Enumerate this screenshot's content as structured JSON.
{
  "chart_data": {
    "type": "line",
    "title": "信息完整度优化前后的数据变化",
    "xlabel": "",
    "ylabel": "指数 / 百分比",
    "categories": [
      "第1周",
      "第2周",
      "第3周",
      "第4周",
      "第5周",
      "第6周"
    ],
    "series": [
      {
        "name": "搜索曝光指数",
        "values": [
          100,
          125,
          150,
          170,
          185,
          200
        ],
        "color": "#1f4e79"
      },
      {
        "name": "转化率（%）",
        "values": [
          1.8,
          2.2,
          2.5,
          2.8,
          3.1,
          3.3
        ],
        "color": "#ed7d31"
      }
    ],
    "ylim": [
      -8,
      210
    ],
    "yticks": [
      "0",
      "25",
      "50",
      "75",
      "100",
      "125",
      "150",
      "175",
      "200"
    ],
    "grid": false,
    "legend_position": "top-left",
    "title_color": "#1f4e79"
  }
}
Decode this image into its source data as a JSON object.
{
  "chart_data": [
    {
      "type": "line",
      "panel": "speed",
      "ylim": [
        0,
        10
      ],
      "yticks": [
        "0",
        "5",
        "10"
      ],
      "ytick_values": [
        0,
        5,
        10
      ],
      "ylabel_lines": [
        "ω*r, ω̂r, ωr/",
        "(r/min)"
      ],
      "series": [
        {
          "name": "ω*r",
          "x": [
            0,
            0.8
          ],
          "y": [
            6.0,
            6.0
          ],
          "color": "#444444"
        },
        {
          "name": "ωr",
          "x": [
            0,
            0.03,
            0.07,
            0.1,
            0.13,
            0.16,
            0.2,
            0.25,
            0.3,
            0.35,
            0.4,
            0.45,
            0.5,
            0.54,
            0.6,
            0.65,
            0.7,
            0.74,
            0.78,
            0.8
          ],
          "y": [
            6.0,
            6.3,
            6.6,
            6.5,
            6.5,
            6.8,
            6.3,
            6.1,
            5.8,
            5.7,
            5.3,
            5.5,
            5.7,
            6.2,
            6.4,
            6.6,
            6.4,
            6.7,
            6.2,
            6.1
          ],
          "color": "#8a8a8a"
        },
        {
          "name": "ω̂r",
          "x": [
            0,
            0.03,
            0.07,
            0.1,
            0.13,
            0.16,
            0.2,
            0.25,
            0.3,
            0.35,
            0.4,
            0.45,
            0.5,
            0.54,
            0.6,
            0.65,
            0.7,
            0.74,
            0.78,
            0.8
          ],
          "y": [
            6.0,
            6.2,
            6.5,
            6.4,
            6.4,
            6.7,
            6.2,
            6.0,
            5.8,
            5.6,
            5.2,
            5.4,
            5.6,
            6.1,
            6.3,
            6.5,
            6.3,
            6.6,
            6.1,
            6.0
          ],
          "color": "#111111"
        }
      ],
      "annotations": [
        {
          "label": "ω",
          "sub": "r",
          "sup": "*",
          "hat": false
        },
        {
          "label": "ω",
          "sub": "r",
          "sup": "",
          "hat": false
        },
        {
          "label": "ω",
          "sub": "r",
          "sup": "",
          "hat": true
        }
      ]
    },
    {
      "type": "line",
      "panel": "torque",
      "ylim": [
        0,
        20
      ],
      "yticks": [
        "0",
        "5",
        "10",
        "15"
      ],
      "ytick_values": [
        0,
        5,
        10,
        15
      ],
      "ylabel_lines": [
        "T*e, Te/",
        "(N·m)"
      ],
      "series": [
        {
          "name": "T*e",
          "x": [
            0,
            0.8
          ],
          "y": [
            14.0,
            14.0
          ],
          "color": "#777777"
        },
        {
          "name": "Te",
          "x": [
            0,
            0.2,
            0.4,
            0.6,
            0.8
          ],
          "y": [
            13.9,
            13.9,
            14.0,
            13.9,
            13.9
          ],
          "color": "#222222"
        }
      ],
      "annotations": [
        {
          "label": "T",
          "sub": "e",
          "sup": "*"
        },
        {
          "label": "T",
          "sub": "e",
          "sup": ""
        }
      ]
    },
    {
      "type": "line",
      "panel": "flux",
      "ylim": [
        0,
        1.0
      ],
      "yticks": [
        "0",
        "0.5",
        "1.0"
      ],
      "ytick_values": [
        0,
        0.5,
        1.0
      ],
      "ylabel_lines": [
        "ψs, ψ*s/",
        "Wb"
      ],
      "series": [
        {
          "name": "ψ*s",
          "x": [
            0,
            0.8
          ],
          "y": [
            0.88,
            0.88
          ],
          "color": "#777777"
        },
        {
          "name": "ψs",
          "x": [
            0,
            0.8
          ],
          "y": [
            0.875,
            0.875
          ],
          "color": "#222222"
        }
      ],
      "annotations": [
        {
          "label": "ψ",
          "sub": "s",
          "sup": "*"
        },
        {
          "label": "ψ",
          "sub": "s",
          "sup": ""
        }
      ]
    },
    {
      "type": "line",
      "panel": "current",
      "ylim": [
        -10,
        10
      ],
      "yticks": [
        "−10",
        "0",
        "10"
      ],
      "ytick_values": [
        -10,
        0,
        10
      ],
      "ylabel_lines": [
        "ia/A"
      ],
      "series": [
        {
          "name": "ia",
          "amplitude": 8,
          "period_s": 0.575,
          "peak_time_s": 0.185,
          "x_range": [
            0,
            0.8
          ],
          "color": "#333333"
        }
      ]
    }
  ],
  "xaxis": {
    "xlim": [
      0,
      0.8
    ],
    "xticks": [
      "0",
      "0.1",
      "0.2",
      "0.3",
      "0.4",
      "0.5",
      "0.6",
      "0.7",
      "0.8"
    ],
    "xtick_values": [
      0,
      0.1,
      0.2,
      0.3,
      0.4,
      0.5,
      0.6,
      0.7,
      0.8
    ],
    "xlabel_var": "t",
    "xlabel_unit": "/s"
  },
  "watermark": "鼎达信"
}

****************************************

Return the full listing, character for character.

Enumerate this screenshot's content as structured JSON.
{
  "chart_data": {
    "type": "line",
    "title": "信息完整度优化前后的数据变化",
    "xlabel": "",
    "ylabel": "指数 / 百分比",
    "categories": [
      "第1周",
      "第2周",
      "第3周",
      "第4周",
      "第5周",
      "第6周"
    ],
    "series": [
      {
        "name": "搜索曝光指数",
        "values": [
          100,
          125,
          150,
          170,
          185,
          200
        ],
        "color": "#1f4e79"
      },
      {
        "name": "转化率（%）",
        "values": [
          1.8,
          2.2,
          2.5,
          2.8,
          3.1,
          3.3
        ],
        "color": "#ed7d31"
      }
    ],
    "ylim": [
      -8,
      210
    ],
    "yticks": [
      "0",
      "25",
      "50",
      "75",
      "100",
      "125",
      "150",
      "175",
      "200"
    ],
    "grid": false,
    "legend_position": "top-left",
    "title_color": "#1f4e79"
  }
}
Decode this image into its source data as a JSON object.
{
  "chart_data": [
    {
      "type": "line",
      "panel": "speed",
      "ylim": [
        0,
        10
      ],
      "yticks": [
        "0",
        "5",
        "10"
      ],
      "ytick_values": [
        0,
        5,
        10
      ],
      "ylabel_lines": [
        "ω*r, ω̂r, ωr/",
        "(r/min)"
      ],
      "series": [
        {
          "name": "ω*r",
          "x": [
            0,
            0.8
          ],
          "y": [
            6.0,
            6.0
          ],
          "color": "#444444"
        },
        {
          "name": "ωr",
          "x": [
            0,
            0.03,
            0.07,
            0.1,
            0.13,
            0.16,
            0.2,
            0.25,
            0.3,
            0.35,
            0.4,
            0.45,
            0.5,
            0.54,
            0.6,
            0.65,
            0.7,
            0.74,
            0.78,
            0.8
          ],
          "y": [
            6.0,
            6.3,
            6.6,
            6.5,
            6.5,
            6.8,
            6.3,
            6.1,
            5.8,
            5.7,
            5.3,
            5.5,
            5.7,
            6.2,
            6.4,
            6.6,
            6.4,
            6.7,
            6.2,
            6.1
          ],
          "color": "#8a8a8a"
        },
        {
          "name": "ω̂r",
          "x": [
            0,
            0.03,
            0.07,
            0.1,
            0.13,
            0.16,
            0.2,
            0.25,
            0.3,
            0.35,
            0.4,
            0.45,
            0.5,
            0.54,
            0.6,
            0.65,
            0.7,
            0.74,
            0.78,
            0.8
          ],
          "y": [
            6.0,
            6.2,
            6.5,
            6.4,
            6.4,
            6.7,
            6.2,
            6.0,
            5.8,
            5.6,
            5.2,
            5.4,
            5.6,
            6.1,
            6.3,
            6.5,
            6.3,
            6.6,
            6.1,
            6.0
          ],
          "color": "#111111"
        }
      ],
      "annotations": [
        {
          "label": "ω",
          "sub": "r",
          "sup": "*",
          "hat": false
        },
        {
          "label": "ω",
          "sub": "r",
          "sup": "",
          "hat": false
        },
        {
          "label": "ω",
          "sub": "r",
          "sup": "",
          "hat": true
        }
      ]
    },
    {
      "type": "line",
      "panel": "torque",
      "ylim": [
        0,
        20
      ],
      "yticks": [
        "0",
        "5",
        "10",
        "15"
      ],
      "ytick_values": [
        0,
        5,
        10,
        15
      ],
      "ylabel_lines": [
        "T*e, Te/",
        "(N·m)"
      ],
      "series": [
        {
          "name": "T*e",
          "x": [
            0,
            0.8
          ],
          "y": [
            14.0,
            14.0
          ],
          "color": "#777777"
        },
        {
          "name": "Te",
          "x": [
            0,
            0.2,
            0.4,
            0.6,
            0.8
          ],
          "y": [
            13.9,
            13.9,
            14.0,
            13.9,
            13.9
          ],
          "color": "#222222"
        }
      ],
      "annotations": [
        {
          "label": "T",
          "sub": "e",
          "sup": "*"
        },
        {
          "label": "T",
          "sub": "e",
          "sup": ""
        }
      ]
    },
    {
      "type": "line",
      "panel": "flux",
      "ylim": [
        0,
        1.0
      ],
      "yticks": [
        "0",
        "0.5",
        "1.0"
      ],
      "ytick_values": [
        0,
        0.5,
        1.0
      ],
      "ylabel_lines": [
        "ψs, ψ*s/",
        "Wb"
      ],
      "series": [
        {
          "name": "ψ*s",
          "x": [
            0,
            0.8
          ],
          "y": [
            0.88,
            0.88
          ],
          "color": "#777777"
        },
        {
          "name": "ψs",
          "x": [
            0,
            0.8
          ],
          "y": [
            0.875,
            0.875
          ],
          "color": "#222222"
        }
      ],
      "annotations": [
        {
          "label": "ψ",
          "sub": "s",
          "sup": "*"
        },
        {
          "label": "ψ",
          "sub": "s",
          "sup": ""
        }
      ]
    },
    {
      "type": "line",
      "panel": "current",
      "ylim": [
        -10,
        10
      ],
      "yticks": [
        "−10",
        "0",
        "10"
      ],
      "ytick_values": [
        -10,
        0,
        10
      ],
      "ylabel_lines": [
        "ia/A"
      ],
      "series": [
        {
          "name": "ia",
          "amplitude": 8,
          "period_s": 0.575,
          "peak_time_s": 0.185,
          "x_range": [
            0,
            0.8
          ],
          "color": "#333333"
        }
      ]
    }
  ],
  "xaxis": {
    "xlim": [
      0,
      0.8
    ],
    "xticks": [
      "0",
      "0.1",
      "0.2",
      "0.3",
      "0.4",
      "0.5",
      "0.6",
      "0.7",
      "0.8"
    ],
    "xtick_values": [
      0,
      0.1,
      0.2,
      0.3,
      0.4,
      0.5,
      0.6,
      0.7,
      0.8
    ],
    "xlabel_var": "t",
    "xlabel_unit": "/s"
  },
  "watermark": "鼎达信"
}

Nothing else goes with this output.